SUPPLIED INFORMATION
==========
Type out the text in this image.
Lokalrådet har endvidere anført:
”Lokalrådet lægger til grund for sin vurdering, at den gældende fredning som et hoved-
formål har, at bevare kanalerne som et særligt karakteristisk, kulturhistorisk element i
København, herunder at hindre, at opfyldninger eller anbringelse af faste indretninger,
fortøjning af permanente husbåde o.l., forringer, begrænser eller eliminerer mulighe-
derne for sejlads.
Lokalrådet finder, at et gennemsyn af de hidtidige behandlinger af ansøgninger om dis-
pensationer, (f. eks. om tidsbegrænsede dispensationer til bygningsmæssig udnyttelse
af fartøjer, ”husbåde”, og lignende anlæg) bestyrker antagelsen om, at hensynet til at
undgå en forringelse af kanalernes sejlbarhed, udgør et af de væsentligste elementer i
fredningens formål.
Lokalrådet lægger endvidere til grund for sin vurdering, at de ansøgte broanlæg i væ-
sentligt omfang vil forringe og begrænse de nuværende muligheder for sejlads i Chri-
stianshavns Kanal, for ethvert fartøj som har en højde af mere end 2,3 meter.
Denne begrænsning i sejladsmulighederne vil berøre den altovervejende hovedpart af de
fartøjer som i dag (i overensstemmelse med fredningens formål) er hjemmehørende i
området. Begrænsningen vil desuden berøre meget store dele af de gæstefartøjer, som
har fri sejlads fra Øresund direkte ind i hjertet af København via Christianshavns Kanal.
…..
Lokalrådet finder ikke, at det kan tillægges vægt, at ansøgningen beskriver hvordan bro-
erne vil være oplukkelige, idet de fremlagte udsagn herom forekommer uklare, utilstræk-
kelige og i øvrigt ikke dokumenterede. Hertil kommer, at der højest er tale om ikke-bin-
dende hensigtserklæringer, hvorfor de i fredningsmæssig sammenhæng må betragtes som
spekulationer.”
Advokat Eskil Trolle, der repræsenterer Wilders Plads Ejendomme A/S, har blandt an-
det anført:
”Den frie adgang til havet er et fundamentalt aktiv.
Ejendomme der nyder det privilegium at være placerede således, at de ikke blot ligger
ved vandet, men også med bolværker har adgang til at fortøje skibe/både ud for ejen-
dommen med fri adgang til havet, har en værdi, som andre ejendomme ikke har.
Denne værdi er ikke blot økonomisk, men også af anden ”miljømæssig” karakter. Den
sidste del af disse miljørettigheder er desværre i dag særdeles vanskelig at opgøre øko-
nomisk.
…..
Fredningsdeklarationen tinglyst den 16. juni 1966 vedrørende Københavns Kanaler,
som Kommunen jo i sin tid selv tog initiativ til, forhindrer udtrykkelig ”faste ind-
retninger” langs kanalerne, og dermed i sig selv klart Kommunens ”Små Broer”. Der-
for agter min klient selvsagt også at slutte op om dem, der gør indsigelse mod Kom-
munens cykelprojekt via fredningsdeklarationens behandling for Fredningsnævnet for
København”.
==========
WORK TO DO
Scan the records above, count the lines with "havet" in them, and give only the number.

REPLY
2